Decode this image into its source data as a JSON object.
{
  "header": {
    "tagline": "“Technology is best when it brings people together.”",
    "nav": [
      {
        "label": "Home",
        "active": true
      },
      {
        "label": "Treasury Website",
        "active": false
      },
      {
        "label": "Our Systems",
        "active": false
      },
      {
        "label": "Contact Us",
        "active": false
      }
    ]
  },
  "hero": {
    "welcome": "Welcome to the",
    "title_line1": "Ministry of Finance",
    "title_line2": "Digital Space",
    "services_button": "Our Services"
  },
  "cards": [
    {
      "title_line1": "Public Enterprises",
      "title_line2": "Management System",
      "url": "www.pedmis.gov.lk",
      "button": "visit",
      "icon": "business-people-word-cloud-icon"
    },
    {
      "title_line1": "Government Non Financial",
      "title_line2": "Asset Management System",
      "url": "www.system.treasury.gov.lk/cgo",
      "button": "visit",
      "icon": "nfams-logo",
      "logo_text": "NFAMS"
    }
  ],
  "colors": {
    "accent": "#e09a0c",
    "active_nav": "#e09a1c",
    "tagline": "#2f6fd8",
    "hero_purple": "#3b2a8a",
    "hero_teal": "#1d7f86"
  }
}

* * *

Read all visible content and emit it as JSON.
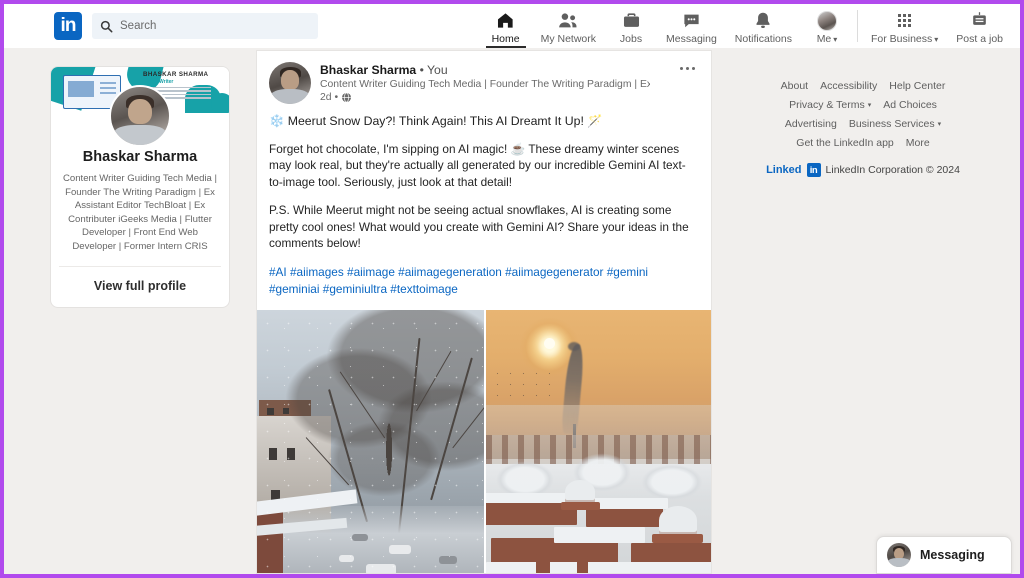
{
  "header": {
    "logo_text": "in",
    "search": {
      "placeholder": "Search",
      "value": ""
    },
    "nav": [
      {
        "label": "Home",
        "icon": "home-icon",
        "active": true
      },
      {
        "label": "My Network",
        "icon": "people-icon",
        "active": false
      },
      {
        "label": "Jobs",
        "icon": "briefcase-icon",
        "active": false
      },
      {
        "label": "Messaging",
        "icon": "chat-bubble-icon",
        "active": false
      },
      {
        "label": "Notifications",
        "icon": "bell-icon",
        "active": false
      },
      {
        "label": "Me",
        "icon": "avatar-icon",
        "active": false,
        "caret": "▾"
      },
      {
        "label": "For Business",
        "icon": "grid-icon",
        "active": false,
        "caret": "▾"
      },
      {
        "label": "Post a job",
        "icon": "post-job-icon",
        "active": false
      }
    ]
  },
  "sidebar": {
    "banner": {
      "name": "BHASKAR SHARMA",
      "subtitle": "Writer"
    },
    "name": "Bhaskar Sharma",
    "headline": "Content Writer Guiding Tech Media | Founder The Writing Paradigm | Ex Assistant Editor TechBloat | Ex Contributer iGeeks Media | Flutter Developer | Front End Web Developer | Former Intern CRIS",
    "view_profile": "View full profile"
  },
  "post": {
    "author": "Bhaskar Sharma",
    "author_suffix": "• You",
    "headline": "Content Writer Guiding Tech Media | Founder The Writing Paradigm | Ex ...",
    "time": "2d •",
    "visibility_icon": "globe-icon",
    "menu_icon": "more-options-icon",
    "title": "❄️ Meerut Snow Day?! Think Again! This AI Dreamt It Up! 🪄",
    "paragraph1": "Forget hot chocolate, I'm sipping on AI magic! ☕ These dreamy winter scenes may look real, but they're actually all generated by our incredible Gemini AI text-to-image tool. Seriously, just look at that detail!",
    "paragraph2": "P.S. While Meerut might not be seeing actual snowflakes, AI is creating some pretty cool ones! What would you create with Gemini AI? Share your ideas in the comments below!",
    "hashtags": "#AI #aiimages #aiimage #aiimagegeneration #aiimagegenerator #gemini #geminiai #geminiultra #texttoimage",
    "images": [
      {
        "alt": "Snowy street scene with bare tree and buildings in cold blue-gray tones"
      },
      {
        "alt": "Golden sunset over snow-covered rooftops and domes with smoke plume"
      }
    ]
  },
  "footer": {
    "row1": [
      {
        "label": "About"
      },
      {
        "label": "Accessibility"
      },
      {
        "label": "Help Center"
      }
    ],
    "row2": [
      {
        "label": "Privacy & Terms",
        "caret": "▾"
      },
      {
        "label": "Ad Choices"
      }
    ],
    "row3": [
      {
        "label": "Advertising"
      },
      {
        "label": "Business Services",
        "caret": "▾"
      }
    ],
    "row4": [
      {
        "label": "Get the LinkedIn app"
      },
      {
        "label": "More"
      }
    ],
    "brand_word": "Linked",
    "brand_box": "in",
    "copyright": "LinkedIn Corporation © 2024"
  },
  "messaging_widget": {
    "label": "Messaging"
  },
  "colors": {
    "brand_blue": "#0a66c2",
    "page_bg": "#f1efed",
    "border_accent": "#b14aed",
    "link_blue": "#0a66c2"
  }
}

---

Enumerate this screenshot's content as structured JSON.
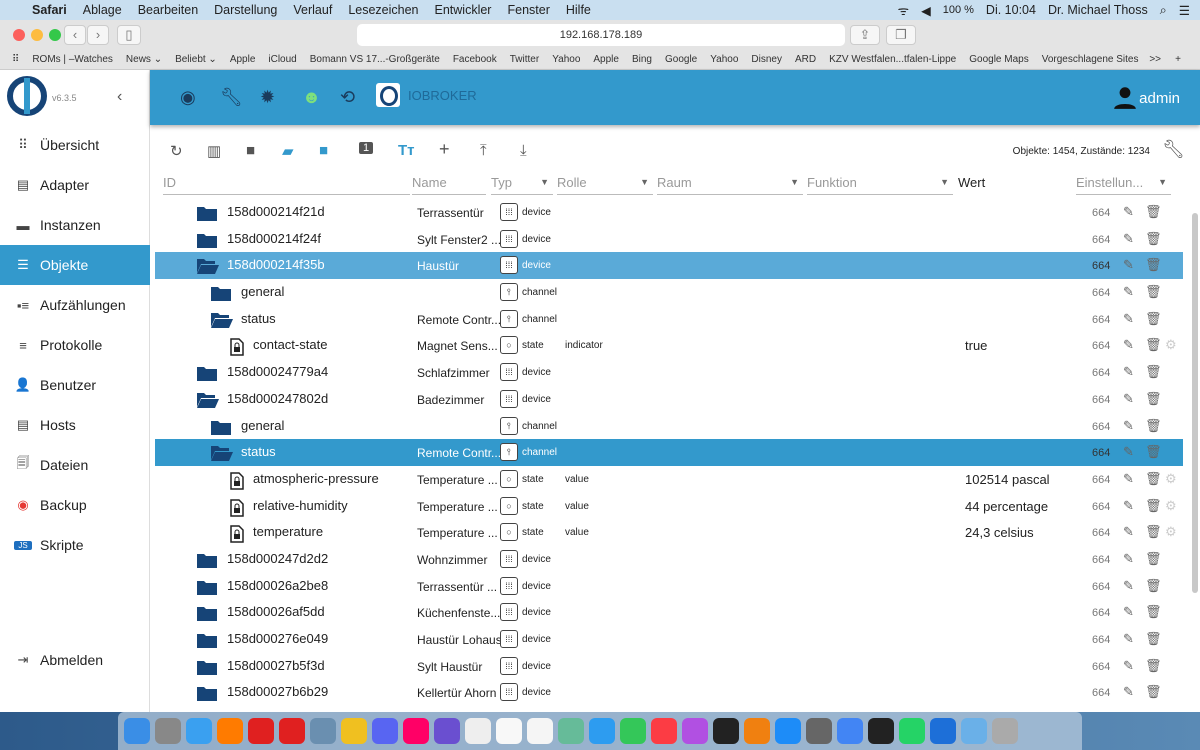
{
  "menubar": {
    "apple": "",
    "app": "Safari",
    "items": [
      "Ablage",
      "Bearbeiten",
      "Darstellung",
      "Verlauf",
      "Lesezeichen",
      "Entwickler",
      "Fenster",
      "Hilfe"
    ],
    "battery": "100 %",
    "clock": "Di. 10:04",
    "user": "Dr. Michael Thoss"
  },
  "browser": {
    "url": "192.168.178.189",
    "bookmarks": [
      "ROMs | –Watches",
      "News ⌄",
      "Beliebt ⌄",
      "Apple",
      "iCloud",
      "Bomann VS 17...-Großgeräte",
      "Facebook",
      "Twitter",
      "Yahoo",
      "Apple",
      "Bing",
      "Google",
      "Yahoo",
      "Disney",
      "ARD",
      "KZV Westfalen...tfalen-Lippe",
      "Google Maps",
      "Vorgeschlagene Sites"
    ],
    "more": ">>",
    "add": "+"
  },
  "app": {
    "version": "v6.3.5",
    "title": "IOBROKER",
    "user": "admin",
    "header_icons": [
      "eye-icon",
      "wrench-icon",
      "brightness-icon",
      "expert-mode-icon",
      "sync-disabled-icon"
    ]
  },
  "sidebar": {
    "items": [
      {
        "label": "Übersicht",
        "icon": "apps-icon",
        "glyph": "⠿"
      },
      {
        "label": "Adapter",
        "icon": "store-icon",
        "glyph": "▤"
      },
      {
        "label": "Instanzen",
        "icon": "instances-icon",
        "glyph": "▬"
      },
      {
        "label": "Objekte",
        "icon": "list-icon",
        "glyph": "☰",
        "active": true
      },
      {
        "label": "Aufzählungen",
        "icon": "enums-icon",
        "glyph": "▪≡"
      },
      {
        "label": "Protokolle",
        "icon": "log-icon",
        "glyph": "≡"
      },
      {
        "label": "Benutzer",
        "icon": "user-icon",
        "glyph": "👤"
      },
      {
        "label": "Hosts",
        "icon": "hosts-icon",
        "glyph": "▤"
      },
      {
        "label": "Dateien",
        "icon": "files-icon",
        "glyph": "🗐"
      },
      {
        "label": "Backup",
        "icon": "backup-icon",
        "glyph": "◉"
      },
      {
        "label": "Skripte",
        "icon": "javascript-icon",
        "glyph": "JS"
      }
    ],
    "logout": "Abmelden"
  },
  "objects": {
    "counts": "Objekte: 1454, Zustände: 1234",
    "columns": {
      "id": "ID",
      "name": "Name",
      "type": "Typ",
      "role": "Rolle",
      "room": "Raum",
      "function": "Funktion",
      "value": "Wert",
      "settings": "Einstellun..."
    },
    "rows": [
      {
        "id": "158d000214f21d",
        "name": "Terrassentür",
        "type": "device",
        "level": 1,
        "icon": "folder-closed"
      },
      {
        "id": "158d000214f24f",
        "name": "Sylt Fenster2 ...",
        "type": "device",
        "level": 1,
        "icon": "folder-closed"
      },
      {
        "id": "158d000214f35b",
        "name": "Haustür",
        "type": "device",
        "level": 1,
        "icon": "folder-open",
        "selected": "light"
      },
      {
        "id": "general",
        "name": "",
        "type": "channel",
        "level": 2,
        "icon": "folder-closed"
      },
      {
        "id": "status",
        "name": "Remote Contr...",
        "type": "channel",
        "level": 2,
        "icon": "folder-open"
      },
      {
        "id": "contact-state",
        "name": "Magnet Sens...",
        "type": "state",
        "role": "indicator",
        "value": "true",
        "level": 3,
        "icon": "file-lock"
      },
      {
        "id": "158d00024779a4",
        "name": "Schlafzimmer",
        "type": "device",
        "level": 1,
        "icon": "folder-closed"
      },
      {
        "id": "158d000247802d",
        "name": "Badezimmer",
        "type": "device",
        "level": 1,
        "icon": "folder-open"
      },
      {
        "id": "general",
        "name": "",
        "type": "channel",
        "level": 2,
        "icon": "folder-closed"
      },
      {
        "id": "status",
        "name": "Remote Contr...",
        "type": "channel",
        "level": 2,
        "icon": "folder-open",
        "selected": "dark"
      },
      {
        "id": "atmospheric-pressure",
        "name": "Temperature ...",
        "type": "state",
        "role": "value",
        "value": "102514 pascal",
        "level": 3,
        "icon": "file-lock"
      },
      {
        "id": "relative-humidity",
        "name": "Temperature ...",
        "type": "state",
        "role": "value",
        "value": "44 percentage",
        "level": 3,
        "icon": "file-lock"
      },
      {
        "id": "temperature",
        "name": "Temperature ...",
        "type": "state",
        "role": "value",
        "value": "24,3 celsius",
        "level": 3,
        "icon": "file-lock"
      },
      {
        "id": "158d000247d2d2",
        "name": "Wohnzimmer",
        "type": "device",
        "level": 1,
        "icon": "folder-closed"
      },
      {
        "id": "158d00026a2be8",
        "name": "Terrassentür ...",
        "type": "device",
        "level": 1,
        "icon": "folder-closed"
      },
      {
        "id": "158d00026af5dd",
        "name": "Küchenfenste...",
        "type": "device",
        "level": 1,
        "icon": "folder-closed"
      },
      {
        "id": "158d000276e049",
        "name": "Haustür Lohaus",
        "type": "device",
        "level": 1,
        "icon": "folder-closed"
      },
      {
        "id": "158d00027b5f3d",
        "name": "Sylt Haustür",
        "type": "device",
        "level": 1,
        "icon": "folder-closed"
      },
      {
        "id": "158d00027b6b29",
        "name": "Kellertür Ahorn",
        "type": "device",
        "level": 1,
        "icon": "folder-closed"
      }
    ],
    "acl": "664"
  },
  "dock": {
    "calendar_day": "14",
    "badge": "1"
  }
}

Problem statement
Among the records above, find each line holding the string "tagline" and pull it out.

Task answer
    "tagline": "“Technology is best when it brings people together.”",
    "tagline": "#2f6fd8",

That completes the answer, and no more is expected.